Data extracted from a collection =>

<<<<

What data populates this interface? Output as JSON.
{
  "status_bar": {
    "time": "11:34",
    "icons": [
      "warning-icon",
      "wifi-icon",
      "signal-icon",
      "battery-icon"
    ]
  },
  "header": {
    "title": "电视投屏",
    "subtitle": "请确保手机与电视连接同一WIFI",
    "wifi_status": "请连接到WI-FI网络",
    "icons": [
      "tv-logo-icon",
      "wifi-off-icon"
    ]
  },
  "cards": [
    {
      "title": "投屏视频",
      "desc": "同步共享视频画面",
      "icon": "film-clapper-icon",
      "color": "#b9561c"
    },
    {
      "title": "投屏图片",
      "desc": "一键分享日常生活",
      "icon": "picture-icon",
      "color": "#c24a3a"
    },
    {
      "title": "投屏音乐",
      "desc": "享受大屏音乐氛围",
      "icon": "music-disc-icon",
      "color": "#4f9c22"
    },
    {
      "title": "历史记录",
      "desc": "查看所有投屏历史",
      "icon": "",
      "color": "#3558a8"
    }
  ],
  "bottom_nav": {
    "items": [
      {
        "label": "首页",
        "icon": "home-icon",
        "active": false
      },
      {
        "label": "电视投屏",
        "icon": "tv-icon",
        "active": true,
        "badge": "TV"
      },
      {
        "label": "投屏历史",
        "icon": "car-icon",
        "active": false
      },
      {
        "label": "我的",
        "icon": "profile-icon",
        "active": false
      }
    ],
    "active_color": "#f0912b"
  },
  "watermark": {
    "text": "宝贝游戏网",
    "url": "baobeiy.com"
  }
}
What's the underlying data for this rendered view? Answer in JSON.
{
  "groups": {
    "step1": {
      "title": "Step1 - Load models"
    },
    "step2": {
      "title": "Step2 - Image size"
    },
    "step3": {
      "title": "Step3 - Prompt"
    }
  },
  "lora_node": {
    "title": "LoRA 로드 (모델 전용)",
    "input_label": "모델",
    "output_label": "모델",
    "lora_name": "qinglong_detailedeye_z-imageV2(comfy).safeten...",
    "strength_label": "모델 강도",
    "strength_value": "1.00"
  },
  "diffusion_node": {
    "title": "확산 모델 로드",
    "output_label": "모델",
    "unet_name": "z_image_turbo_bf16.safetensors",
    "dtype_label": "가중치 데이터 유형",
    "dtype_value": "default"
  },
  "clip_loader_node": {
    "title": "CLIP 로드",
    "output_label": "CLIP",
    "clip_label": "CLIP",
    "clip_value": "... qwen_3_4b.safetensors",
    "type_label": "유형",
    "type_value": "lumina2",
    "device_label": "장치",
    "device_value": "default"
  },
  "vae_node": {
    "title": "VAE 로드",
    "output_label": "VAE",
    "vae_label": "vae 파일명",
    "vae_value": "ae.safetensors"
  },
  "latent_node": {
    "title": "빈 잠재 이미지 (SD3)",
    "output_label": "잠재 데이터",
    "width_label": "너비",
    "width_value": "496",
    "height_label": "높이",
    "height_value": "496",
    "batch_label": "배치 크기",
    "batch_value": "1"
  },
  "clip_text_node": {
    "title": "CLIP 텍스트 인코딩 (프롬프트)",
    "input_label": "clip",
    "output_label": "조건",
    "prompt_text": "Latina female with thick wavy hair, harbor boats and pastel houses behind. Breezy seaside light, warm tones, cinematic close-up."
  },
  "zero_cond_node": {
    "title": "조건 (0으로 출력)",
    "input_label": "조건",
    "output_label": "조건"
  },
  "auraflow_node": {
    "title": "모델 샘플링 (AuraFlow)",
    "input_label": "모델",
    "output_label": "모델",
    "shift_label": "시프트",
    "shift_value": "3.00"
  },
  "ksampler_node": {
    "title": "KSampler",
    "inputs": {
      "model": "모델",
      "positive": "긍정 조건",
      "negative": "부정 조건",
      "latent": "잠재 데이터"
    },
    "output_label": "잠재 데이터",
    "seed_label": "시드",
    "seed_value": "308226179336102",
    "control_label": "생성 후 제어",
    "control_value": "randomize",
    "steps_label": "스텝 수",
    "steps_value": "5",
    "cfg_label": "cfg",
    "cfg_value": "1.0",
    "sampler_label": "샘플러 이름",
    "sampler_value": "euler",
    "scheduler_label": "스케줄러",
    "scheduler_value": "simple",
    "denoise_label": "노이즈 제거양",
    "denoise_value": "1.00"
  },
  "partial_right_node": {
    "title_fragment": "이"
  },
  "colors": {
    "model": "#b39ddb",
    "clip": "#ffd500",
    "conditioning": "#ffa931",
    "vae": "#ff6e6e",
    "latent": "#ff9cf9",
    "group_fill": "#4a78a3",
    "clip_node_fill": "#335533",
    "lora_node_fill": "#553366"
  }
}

>>>>

Written request => Say how many lines in the records hold "desc", with the number as the whole reply.

Output of the exercise => 4